*Problem to work on*
Find the word "skills" in the listing; pull out each line holding it.

*Supplied records*
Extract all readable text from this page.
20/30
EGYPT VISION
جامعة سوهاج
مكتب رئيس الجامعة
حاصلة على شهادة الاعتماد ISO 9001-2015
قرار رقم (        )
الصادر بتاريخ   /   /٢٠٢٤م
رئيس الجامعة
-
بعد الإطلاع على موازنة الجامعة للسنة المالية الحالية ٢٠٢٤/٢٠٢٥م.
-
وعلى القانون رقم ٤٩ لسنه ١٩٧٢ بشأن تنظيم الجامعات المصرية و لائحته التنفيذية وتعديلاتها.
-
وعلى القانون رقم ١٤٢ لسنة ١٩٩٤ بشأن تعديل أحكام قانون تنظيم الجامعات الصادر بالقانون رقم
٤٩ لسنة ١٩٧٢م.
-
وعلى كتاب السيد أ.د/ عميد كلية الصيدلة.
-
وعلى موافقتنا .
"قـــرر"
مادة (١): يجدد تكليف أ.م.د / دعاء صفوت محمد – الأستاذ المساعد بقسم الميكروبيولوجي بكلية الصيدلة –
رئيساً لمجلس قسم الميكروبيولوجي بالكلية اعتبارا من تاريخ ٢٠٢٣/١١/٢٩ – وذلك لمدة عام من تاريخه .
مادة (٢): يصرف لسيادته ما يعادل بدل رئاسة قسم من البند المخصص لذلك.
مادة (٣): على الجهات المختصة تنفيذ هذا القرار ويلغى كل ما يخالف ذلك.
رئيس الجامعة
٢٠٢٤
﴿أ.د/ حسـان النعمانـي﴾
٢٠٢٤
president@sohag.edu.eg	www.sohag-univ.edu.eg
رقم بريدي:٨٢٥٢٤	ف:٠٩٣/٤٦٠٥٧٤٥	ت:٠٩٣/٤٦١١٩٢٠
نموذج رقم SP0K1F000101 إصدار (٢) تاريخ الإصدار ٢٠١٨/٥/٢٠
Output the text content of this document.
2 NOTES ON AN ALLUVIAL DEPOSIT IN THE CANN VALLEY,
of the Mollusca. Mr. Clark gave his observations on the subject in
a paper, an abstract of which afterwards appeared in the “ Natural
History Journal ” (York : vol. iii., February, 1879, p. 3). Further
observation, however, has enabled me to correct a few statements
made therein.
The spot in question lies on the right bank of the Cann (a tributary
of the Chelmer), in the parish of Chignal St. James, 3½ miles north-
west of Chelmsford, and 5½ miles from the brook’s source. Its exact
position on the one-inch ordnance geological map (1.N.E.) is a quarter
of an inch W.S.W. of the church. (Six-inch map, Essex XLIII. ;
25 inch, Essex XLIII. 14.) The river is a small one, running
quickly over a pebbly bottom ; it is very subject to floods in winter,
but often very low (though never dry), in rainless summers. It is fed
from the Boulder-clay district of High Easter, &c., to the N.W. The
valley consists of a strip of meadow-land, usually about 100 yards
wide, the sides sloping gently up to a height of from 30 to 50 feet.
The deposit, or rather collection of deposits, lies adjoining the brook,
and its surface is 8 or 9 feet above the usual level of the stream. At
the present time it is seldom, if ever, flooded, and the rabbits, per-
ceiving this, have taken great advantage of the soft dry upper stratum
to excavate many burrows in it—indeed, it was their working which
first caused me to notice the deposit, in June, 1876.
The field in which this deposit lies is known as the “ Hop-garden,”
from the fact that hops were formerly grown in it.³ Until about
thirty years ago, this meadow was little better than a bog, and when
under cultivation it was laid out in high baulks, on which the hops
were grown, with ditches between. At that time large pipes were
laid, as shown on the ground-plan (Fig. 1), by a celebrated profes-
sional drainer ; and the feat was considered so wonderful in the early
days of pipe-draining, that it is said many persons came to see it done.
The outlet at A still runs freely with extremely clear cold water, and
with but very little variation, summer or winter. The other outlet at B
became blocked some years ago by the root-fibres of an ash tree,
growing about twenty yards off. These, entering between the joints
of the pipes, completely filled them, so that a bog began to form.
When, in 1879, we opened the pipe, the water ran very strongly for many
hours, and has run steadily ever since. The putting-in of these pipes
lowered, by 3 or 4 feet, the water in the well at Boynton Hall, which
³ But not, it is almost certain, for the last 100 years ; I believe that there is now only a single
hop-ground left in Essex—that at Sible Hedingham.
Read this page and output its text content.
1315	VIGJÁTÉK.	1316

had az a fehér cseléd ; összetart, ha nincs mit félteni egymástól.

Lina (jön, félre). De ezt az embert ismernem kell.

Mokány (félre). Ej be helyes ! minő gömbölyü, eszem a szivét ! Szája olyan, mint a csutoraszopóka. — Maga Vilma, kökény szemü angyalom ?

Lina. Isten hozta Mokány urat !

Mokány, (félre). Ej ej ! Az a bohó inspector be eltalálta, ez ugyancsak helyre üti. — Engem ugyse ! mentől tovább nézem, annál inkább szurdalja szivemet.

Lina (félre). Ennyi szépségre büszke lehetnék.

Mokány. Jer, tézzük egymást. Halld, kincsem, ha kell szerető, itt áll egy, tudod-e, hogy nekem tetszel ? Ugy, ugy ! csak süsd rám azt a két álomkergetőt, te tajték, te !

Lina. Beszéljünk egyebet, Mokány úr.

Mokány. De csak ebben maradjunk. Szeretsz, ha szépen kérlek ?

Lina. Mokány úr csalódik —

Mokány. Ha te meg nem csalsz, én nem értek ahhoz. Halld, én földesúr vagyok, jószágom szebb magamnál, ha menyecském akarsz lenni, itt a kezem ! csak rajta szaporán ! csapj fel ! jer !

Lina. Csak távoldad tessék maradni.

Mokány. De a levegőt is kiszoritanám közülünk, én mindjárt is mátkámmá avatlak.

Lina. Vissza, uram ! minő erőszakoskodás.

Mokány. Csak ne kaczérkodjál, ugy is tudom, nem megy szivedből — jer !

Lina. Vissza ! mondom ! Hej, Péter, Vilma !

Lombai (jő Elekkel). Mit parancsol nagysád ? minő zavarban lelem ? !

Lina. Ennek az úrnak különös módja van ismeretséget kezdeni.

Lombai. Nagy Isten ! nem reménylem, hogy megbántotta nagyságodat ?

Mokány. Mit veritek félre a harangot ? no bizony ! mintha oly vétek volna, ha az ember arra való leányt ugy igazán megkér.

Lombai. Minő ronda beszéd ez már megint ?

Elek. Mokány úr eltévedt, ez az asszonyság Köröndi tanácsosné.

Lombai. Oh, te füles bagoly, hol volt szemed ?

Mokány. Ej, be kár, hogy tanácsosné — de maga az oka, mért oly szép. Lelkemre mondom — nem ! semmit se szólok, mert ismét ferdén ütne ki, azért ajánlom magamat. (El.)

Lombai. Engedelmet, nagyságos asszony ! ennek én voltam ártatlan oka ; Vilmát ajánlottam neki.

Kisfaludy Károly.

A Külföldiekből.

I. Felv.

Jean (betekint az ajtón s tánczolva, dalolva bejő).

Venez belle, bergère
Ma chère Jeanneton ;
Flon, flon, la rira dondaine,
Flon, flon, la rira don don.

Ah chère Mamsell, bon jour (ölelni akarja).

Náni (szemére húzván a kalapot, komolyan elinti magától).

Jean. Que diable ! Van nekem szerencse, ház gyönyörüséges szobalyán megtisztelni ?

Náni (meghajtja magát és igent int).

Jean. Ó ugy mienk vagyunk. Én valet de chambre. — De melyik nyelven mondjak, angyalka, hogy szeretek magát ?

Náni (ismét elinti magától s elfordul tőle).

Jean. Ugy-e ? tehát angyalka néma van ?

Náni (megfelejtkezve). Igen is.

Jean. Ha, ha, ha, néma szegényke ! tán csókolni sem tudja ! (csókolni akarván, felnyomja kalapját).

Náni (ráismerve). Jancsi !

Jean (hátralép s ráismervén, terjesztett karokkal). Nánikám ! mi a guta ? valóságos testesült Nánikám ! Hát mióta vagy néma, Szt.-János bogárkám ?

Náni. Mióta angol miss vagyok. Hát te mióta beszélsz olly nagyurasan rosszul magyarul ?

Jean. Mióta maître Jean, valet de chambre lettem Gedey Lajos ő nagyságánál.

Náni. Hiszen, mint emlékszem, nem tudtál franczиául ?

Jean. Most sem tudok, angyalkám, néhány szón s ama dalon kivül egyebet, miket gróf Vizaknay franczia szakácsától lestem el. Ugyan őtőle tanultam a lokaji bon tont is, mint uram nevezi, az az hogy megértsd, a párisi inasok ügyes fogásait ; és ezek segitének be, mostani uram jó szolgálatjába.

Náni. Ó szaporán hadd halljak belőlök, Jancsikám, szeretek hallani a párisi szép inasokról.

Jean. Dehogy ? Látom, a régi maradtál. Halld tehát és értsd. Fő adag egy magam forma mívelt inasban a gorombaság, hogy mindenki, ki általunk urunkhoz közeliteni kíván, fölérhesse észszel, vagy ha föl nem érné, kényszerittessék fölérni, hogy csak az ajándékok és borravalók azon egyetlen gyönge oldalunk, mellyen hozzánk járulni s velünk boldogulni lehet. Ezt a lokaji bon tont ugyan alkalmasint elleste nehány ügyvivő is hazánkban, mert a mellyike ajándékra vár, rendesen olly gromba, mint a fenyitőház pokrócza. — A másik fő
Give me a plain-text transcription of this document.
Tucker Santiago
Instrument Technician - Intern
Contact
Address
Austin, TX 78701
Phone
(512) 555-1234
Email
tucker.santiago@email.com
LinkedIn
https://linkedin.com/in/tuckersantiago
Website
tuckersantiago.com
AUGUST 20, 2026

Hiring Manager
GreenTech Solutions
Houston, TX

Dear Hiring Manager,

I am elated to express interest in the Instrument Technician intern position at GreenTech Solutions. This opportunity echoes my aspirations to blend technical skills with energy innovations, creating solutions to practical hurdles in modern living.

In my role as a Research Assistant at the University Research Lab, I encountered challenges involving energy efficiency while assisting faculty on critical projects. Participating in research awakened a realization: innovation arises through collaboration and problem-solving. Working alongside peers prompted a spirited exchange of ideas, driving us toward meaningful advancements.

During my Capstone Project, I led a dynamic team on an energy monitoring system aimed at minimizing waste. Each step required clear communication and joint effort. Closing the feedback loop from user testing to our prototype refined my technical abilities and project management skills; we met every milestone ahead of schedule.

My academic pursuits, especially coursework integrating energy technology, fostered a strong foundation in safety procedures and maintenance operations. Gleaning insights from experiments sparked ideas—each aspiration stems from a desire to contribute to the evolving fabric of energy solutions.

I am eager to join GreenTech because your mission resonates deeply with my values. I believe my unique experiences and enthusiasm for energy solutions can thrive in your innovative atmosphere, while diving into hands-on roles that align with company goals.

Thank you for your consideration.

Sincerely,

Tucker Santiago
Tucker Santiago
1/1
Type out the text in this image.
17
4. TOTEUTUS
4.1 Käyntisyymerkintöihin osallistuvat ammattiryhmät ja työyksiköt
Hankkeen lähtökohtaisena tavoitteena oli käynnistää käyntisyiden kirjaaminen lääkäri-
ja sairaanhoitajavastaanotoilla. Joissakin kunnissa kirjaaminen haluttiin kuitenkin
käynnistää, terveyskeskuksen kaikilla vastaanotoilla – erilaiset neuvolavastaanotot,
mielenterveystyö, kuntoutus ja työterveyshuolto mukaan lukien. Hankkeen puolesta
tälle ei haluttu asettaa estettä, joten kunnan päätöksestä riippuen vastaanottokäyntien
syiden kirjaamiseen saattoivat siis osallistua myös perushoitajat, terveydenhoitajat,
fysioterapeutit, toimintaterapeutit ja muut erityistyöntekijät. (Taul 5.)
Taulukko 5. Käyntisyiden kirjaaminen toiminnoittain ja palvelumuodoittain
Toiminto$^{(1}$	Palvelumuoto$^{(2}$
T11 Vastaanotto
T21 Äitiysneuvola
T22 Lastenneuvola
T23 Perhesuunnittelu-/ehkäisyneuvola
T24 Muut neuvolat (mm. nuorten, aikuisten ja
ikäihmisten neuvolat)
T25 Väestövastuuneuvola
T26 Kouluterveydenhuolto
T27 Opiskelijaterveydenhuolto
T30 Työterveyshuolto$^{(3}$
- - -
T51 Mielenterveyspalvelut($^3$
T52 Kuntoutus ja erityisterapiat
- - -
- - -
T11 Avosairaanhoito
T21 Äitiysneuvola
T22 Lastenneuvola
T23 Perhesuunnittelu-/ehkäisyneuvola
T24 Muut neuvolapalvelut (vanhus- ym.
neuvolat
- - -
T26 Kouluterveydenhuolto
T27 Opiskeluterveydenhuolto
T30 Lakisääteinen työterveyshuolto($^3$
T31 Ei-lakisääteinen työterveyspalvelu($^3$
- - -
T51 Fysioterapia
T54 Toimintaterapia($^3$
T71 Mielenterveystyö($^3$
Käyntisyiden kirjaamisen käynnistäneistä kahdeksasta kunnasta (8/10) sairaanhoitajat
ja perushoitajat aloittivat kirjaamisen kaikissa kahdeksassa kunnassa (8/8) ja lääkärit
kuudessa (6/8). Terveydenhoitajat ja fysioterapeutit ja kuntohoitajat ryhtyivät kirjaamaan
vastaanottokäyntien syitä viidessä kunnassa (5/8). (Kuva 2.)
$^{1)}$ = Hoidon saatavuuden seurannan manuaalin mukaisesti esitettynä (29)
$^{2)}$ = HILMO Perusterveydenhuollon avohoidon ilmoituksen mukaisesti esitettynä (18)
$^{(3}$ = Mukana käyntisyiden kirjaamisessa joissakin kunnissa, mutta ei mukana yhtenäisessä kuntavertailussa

*Solution for this problem*
I am elated to express interest in the Instrument Technician intern position at GreenTech Solutions. This opportunity echoes my aspirations to blend technical skills with energy innovations, creating solutions to practical hurdles in modern living.
During my Capstone Project, I led a dynamic team on an energy monitoring system aimed at minimizing waste. Each step required clear communication and joint effort. Closing the feedback loop from user testing to our prototype refined my technical abilities and project management skills; we met every milestone ahead of schedule.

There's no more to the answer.